------ Data for processing

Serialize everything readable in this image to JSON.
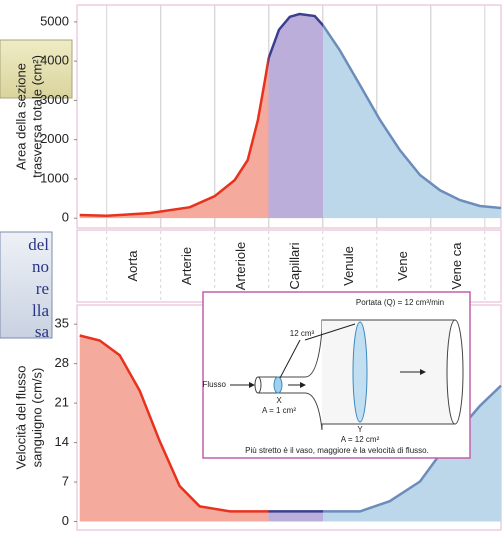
{
  "chart_data": [
    {
      "type": "area",
      "ylabel": [
        "Area della sezione",
        "trasversa totale (cm²)"
      ],
      "categories": [
        "Aorta",
        "Arterie",
        "Arteriole",
        "Capillari",
        "Venule",
        "Vene",
        "Vene ca"
      ],
      "category_colors": [
        "#f4aa9c",
        "#f4aa9c",
        "#f4aa9c",
        "#bcaedb",
        "#bcd6ea",
        "#bcd6ea",
        "#bcd6ea"
      ],
      "line_colors": [
        "#e8321e",
        "#e8321e",
        "#e8321e",
        "#3b3f8f",
        "#6c8cbc",
        "#6c8cbc",
        "#6c8cbc"
      ],
      "x": [
        -0.5,
        0,
        0.8,
        1.54,
        2,
        2.37,
        2.61,
        2.8,
        2.93,
        3,
        3.19,
        3.39,
        3.57,
        3.85,
        4,
        4.31,
        4.69,
        5.06,
        5.43,
        5.8,
        6.17,
        6.54,
        6.91,
        7.3
      ],
      "values": [
        80,
        60,
        130,
        280,
        560,
        970,
        1480,
        2500,
        3520,
        4080,
        4800,
        5130,
        5200,
        5150,
        4920,
        4290,
        3390,
        2500,
        1730,
        1100,
        710,
        460,
        310,
        260
      ],
      "xlim": [
        -0.55,
        7.3
      ],
      "ylim": [
        -250,
        5430
      ],
      "yticks": [
        0,
        1000,
        2000,
        3000,
        4000,
        5000
      ],
      "grid": true
    },
    {
      "type": "area",
      "ylabel": [
        "Velocità del flusso",
        "sanguigno (cm/s)"
      ],
      "category_colors": [
        "#f4aa9c",
        "#f4aa9c",
        "#f4aa9c",
        "#bcaedb",
        "#bcd6ea",
        "#bcd6ea",
        "#bcd6ea"
      ],
      "line_colors": [
        "#e8321e",
        "#e8321e",
        "#e8321e",
        "#3b3f8f",
        "#6c8cbc",
        "#6c8cbc",
        "#6c8cbc"
      ],
      "x": [
        -0.5,
        -0.13,
        0.24,
        0.61,
        0.98,
        1.35,
        1.72,
        2.28,
        3,
        4,
        4.69,
        5.24,
        5.8,
        6.35,
        6.91,
        7.3
      ],
      "values": [
        33,
        32.1,
        29.5,
        23.2,
        14.3,
        6.3,
        2.7,
        1.8,
        1.8,
        1.8,
        1.8,
        3.6,
        7.1,
        14.3,
        20.5,
        24.1
      ],
      "xlim": [
        -0.55,
        7.3
      ],
      "ylim": [
        -1.5,
        38.4
      ],
      "yticks": [
        0,
        7,
        14,
        21,
        28,
        35
      ],
      "grid": false
    }
  ],
  "inset": {
    "title": "Portata (Q) = 12 cm³/min",
    "volume": "12 cm³",
    "flow": "Flusso",
    "point_x": "X",
    "area_x": "A = 1 cm²",
    "point_y": "Y",
    "area_y": "A = 12 cm²",
    "caption": "Più stretto è il vaso, maggiore è la velocità di flusso."
  },
  "sidebar": [
    "del",
    "no",
    "re",
    "lla",
    "sa"
  ]
}
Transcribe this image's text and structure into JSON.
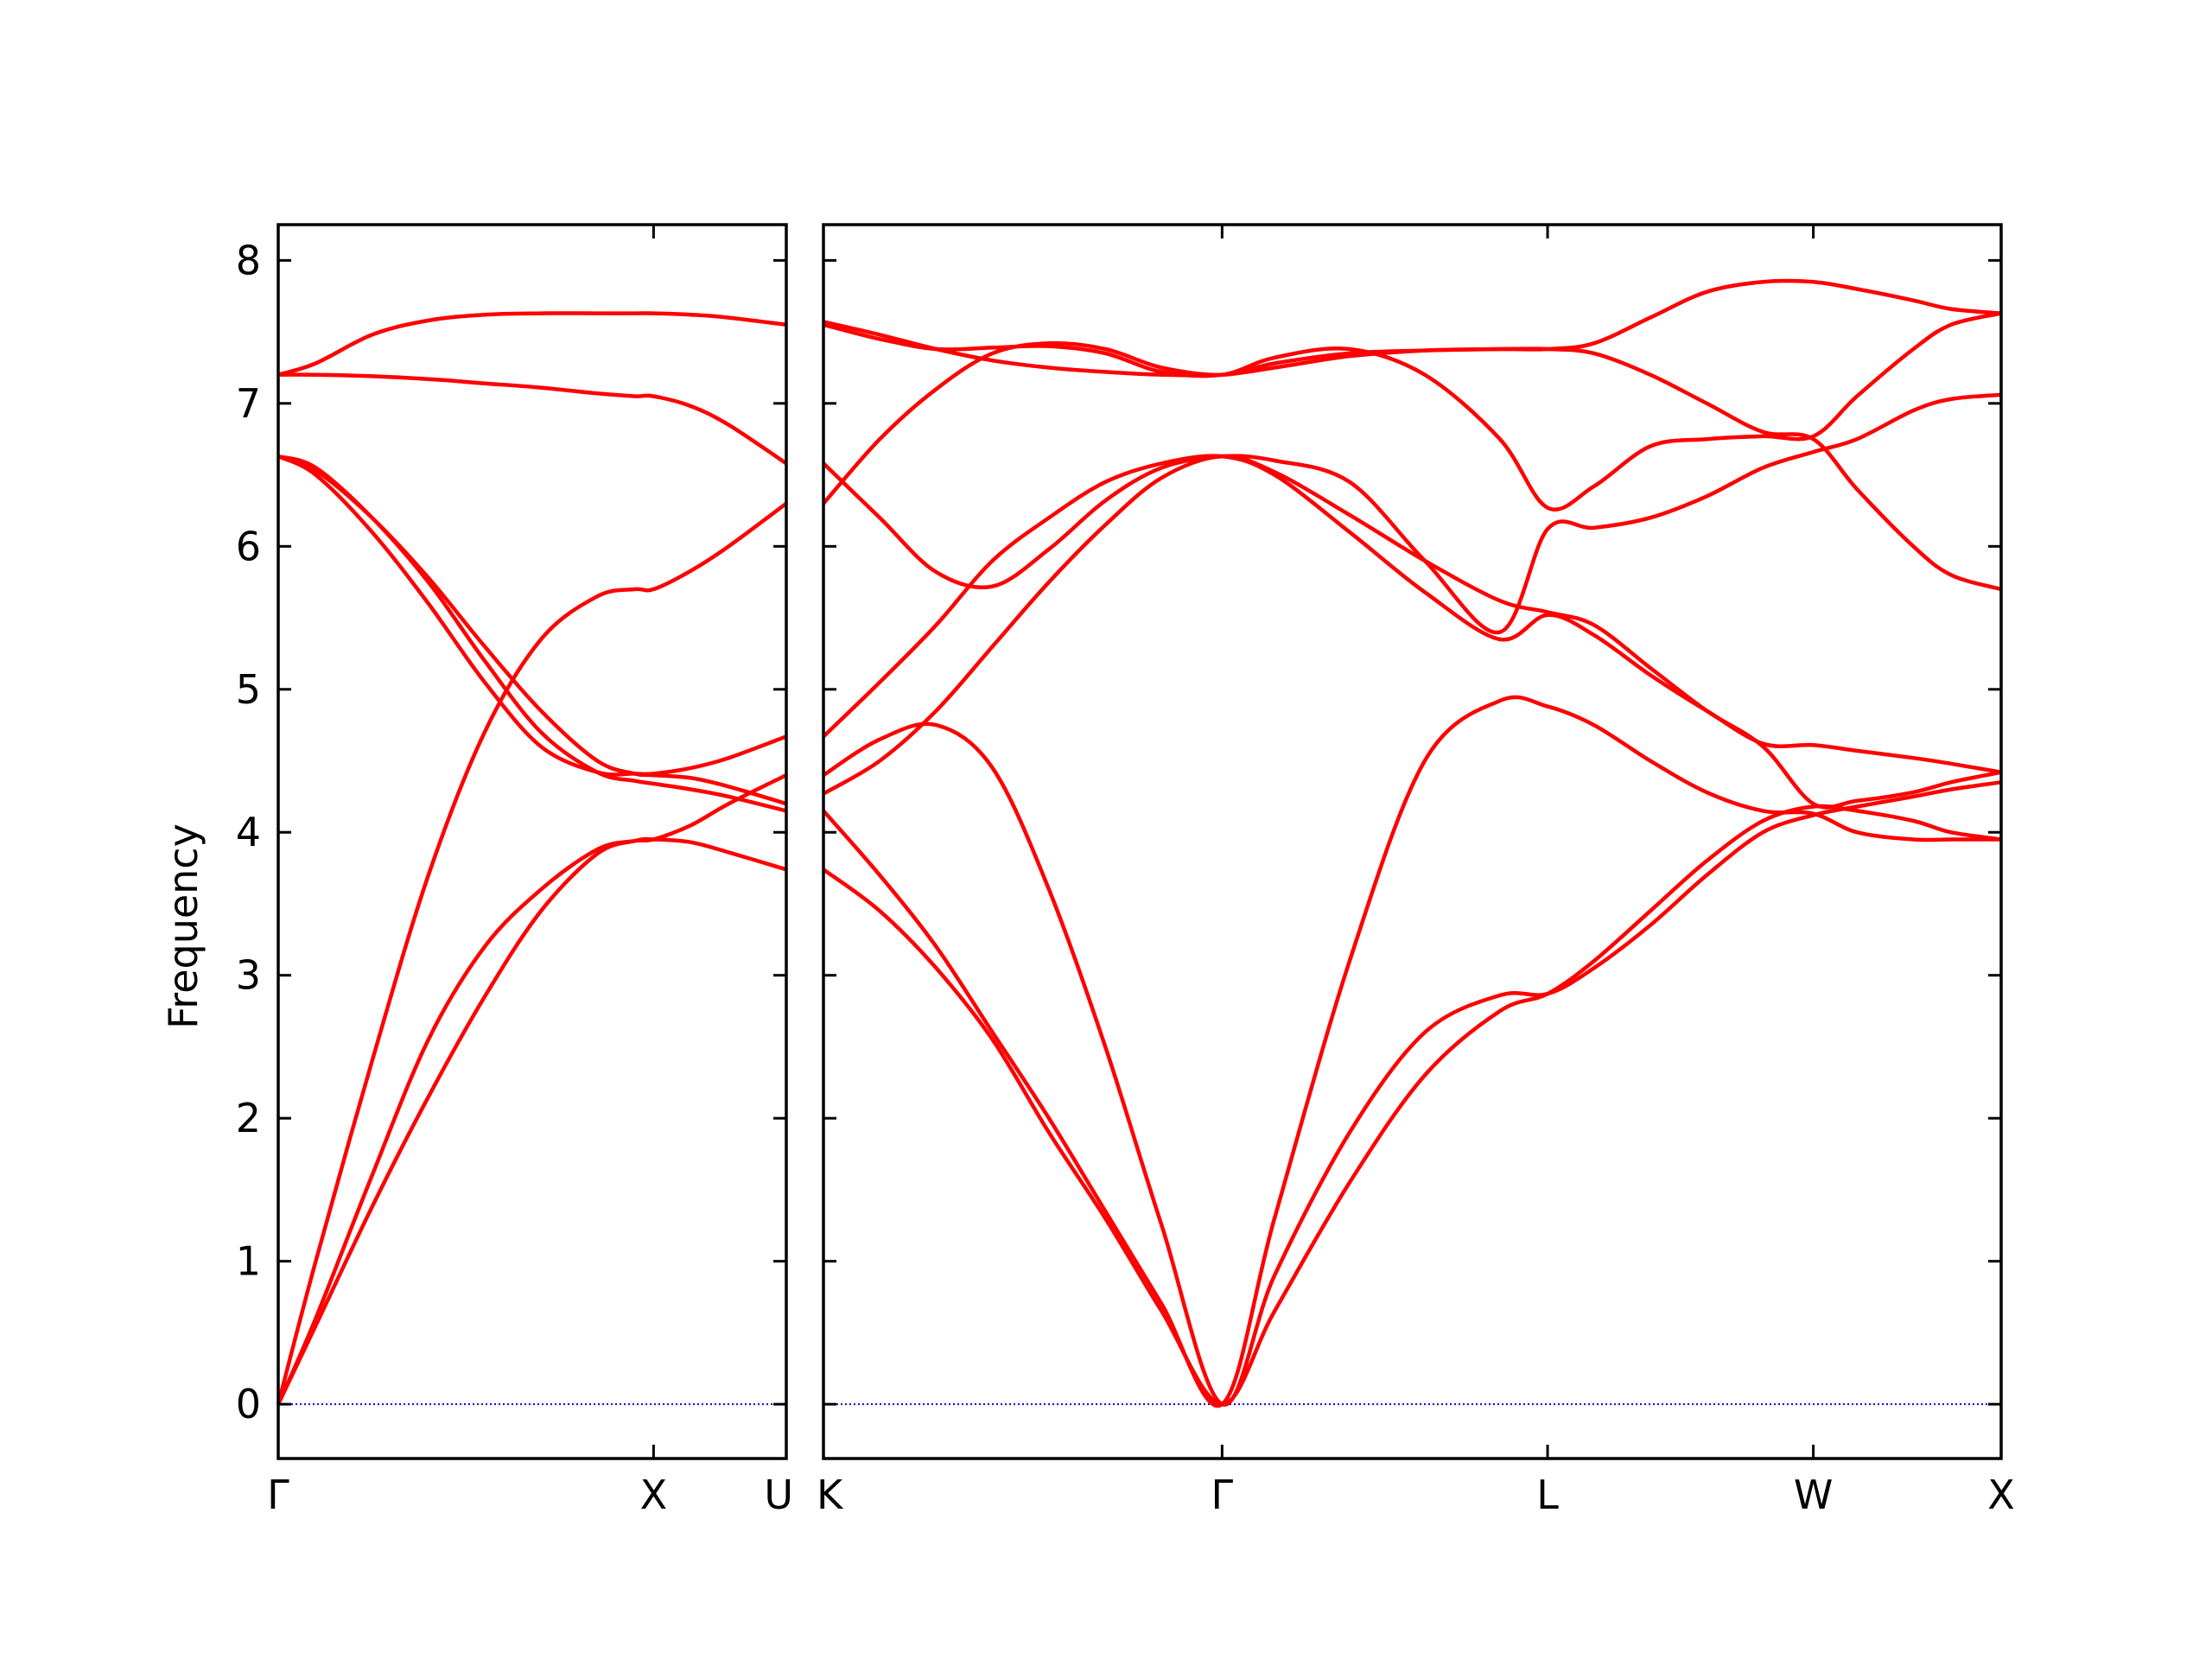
{
  "chart_data": {
    "type": "line",
    "ylabel": "Frequency",
    "ylim": [
      -0.38,
      8.25
    ],
    "yticks": [
      0,
      1,
      2,
      3,
      4,
      5,
      6,
      7,
      8
    ],
    "grid": false,
    "legend": "none",
    "colors": {
      "band": "#ff0000",
      "zero_line": "#0000ff",
      "axes": "#000000"
    },
    "panels": [
      {
        "id": "left",
        "xlim": [
          0,
          1.3536
        ],
        "ticks": [
          {
            "x": 0.0,
            "label": "Γ"
          },
          {
            "x": 1.0,
            "label": "X"
          },
          {
            "x": 1.3536,
            "label": "U"
          }
        ],
        "series": [
          {
            "x": [
              0,
              0.1,
              0.25,
              0.4,
              0.55,
              0.7,
              0.85,
              0.95,
              1.0,
              1.1,
              1.2,
              1.3536
            ],
            "y": [
              0,
              0.55,
              1.38,
              2.15,
              2.85,
              3.45,
              3.85,
              3.94,
              3.95,
              3.93,
              3.86,
              3.74
            ]
          },
          {
            "x": [
              0,
              0.1,
              0.25,
              0.4,
              0.55,
              0.7,
              0.85,
              0.95,
              1.0,
              1.1,
              1.2,
              1.3536
            ],
            "y": [
              0,
              1.0,
              2.4,
              3.7,
              4.7,
              5.35,
              5.65,
              5.7,
              5.7,
              5.83,
              6.0,
              6.3
            ]
          },
          {
            "x": [
              0,
              0.1,
              0.25,
              0.4,
              0.55,
              0.7,
              0.85,
              0.95,
              1.0,
              1.1,
              1.2,
              1.3536
            ],
            "y": [
              6.63,
              6.55,
              6.2,
              5.75,
              5.2,
              4.7,
              4.42,
              4.36,
              4.34,
              4.3,
              4.25,
              4.15
            ]
          },
          {
            "x": [
              0,
              0.1,
              0.25,
              0.4,
              0.55,
              0.7,
              0.85,
              0.95,
              1.0,
              1.1,
              1.2,
              1.3536
            ],
            "y": [
              6.63,
              6.53,
              6.2,
              5.78,
              5.3,
              4.85,
              4.5,
              4.41,
              4.4,
              4.38,
              4.32,
              4.2
            ]
          },
          {
            "x": [
              0,
              0.1,
              0.25,
              0.4,
              0.55,
              0.7,
              0.85,
              0.95,
              1.0,
              1.1,
              1.2,
              1.3536
            ],
            "y": [
              0,
              0.6,
              1.6,
              2.55,
              3.2,
              3.6,
              3.88,
              3.94,
              3.95,
              4.05,
              4.2,
              4.4
            ]
          },
          {
            "x": [
              0,
              0.1,
              0.25,
              0.4,
              0.55,
              0.7,
              0.85,
              0.95,
              1.0,
              1.1,
              1.2,
              1.3536
            ],
            "y": [
              6.63,
              6.5,
              6.1,
              5.6,
              5.05,
              4.6,
              4.42,
              4.41,
              4.41,
              4.45,
              4.52,
              4.67
            ]
          },
          {
            "x": [
              0,
              0.1,
              0.25,
              0.4,
              0.55,
              0.7,
              0.85,
              0.95,
              1.0,
              1.1,
              1.2,
              1.3536
            ],
            "y": [
              7.2,
              7.2,
              7.19,
              7.17,
              7.14,
              7.11,
              7.07,
              7.05,
              7.05,
              6.98,
              6.85,
              6.58
            ]
          },
          {
            "x": [
              0,
              0.1,
              0.25,
              0.4,
              0.55,
              0.7,
              0.85,
              0.95,
              1.0,
              1.1,
              1.2,
              1.3536
            ],
            "y": [
              7.2,
              7.28,
              7.48,
              7.58,
              7.62,
              7.63,
              7.63,
              7.63,
              7.63,
              7.62,
              7.6,
              7.55
            ]
          }
        ]
      },
      {
        "id": "right",
        "xlim": [
          0,
          3.1336
        ],
        "ticks": [
          {
            "x": 0.0,
            "label": "K"
          },
          {
            "x": 1.0607,
            "label": "Γ"
          },
          {
            "x": 1.9267,
            "label": "L"
          },
          {
            "x": 2.6338,
            "label": "W"
          },
          {
            "x": 3.1336,
            "label": "X"
          }
        ],
        "series": [
          {
            "x": [
              0,
              0.15,
              0.3,
              0.45,
              0.6,
              0.75,
              0.9,
              1.0607,
              1.2,
              1.4,
              1.6,
              1.8,
              1.9267,
              2.05,
              2.2,
              2.35,
              2.5,
              2.6338,
              2.75,
              2.9,
              3.0,
              3.1336
            ],
            "y": [
              3.74,
              3.45,
              3.05,
              2.55,
              1.9,
              1.3,
              0.65,
              0,
              0.65,
              1.55,
              2.3,
              2.75,
              2.87,
              3.1,
              3.45,
              3.8,
              4.08,
              4.18,
              4.15,
              4.08,
              4.0,
              3.95
            ]
          },
          {
            "x": [
              0,
              0.15,
              0.3,
              0.45,
              0.6,
              0.75,
              0.9,
              1.0607,
              1.2,
              1.4,
              1.6,
              1.8,
              1.9267,
              2.05,
              2.2,
              2.35,
              2.5,
              2.6338,
              2.75,
              2.9,
              3.0,
              3.1336
            ],
            "y": [
              4.15,
              3.7,
              3.2,
              2.6,
              2.0,
              1.35,
              0.7,
              0,
              1.3,
              3.1,
              4.5,
              4.92,
              4.88,
              4.75,
              4.5,
              4.28,
              4.15,
              4.13,
              4.0,
              3.95,
              3.95,
              3.95
            ]
          },
          {
            "x": [
              0,
              0.15,
              0.3,
              0.45,
              0.6,
              0.75,
              0.9,
              1.0607,
              1.2,
              1.4,
              1.6,
              1.8,
              1.9267,
              2.05,
              2.2,
              2.35,
              2.5,
              2.6338,
              2.75,
              2.9,
              3.0,
              3.1336
            ],
            "y": [
              4.4,
              4.65,
              4.75,
              4.45,
              3.6,
              2.5,
              1.25,
              0,
              0.9,
              1.9,
              2.6,
              2.86,
              2.87,
              3.05,
              3.35,
              3.7,
              4.0,
              4.12,
              4.18,
              4.25,
              4.3,
              4.35
            ]
          },
          {
            "x": [
              0,
              0.15,
              0.3,
              0.45,
              0.6,
              0.75,
              0.9,
              1.0607,
              1.2,
              1.4,
              1.6,
              1.8,
              1.9267,
              2.05,
              2.2,
              2.35,
              2.5,
              2.6338,
              2.75,
              2.9,
              3.0,
              3.1336
            ],
            "y": [
              4.27,
              4.5,
              4.85,
              5.3,
              5.75,
              6.15,
              6.48,
              6.63,
              6.52,
              6.22,
              5.9,
              5.62,
              5.54,
              5.45,
              5.15,
              4.85,
              4.6,
              4.2,
              4.22,
              4.28,
              4.35,
              4.42
            ]
          },
          {
            "x": [
              0,
              0.15,
              0.3,
              0.45,
              0.6,
              0.75,
              0.9,
              1.0607,
              1.2,
              1.4,
              1.6,
              1.8,
              1.9267,
              2.05,
              2.2,
              2.35,
              2.5,
              2.6338,
              2.75,
              2.9,
              3.0,
              3.1336
            ],
            "y": [
              4.67,
              5.05,
              5.45,
              5.9,
              6.2,
              6.45,
              6.58,
              6.63,
              6.5,
              6.1,
              5.68,
              5.35,
              5.52,
              5.38,
              5.1,
              4.85,
              4.62,
              4.61,
              4.57,
              4.52,
              4.48,
              4.42
            ]
          },
          {
            "x": [
              0,
              0.15,
              0.3,
              0.45,
              0.6,
              0.75,
              0.9,
              1.0607,
              1.2,
              1.4,
              1.6,
              1.8,
              1.9267,
              2.05,
              2.2,
              2.35,
              2.5,
              2.6338,
              2.75,
              2.9,
              3.0,
              3.1336
            ],
            "y": [
              6.58,
              6.2,
              5.82,
              5.72,
              5.98,
              6.32,
              6.55,
              6.63,
              6.6,
              6.45,
              5.9,
              5.4,
              6.12,
              6.13,
              6.2,
              6.35,
              6.55,
              6.66,
              6.75,
              6.95,
              7.03,
              7.06
            ]
          },
          {
            "x": [
              0,
              0.15,
              0.3,
              0.45,
              0.6,
              0.75,
              0.9,
              1.0607,
              1.2,
              1.4,
              1.6,
              1.8,
              1.9267,
              2.05,
              2.2,
              2.35,
              2.5,
              2.6338,
              2.75,
              2.9,
              3.0,
              3.1336
            ],
            "y": [
              6.3,
              6.75,
              7.1,
              7.35,
              7.42,
              7.38,
              7.25,
              7.2,
              7.28,
              7.35,
              7.37,
              7.38,
              7.38,
              7.35,
              7.2,
              7.0,
              6.8,
              6.75,
              6.4,
              6.0,
              5.8,
              5.7
            ]
          },
          {
            "x": [
              0,
              0.15,
              0.3,
              0.45,
              0.6,
              0.75,
              0.9,
              1.0607,
              1.2,
              1.4,
              1.6,
              1.8,
              1.9267,
              2.05,
              2.2,
              2.35,
              2.5,
              2.6338,
              2.75,
              2.9,
              3.0,
              3.1336
            ],
            "y": [
              7.55,
              7.45,
              7.38,
              7.39,
              7.4,
              7.35,
              7.22,
              7.2,
              7.32,
              7.38,
              7.2,
              6.75,
              6.27,
              6.42,
              6.7,
              6.75,
              6.77,
              6.77,
              7.05,
              7.38,
              7.55,
              7.63
            ]
          },
          {
            "x": [
              0,
              0.15,
              0.3,
              0.45,
              0.6,
              0.75,
              0.9,
              1.0607,
              1.2,
              1.4,
              1.6,
              1.8,
              1.9267,
              2.05,
              2.2,
              2.35,
              2.5,
              2.6338,
              2.75,
              2.9,
              3.0,
              3.1336
            ],
            "y": [
              7.57,
              7.48,
              7.38,
              7.3,
              7.25,
              7.22,
              7.2,
              7.2,
              7.25,
              7.33,
              7.37,
              7.38,
              7.38,
              7.42,
              7.6,
              7.78,
              7.85,
              7.85,
              7.8,
              7.72,
              7.66,
              7.63
            ]
          }
        ]
      }
    ]
  }
}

------------

--- Goal of the exercise ---
Only a number is expected here: the count of lines in the listing that hold the string "JSON".

--- Task response ---
2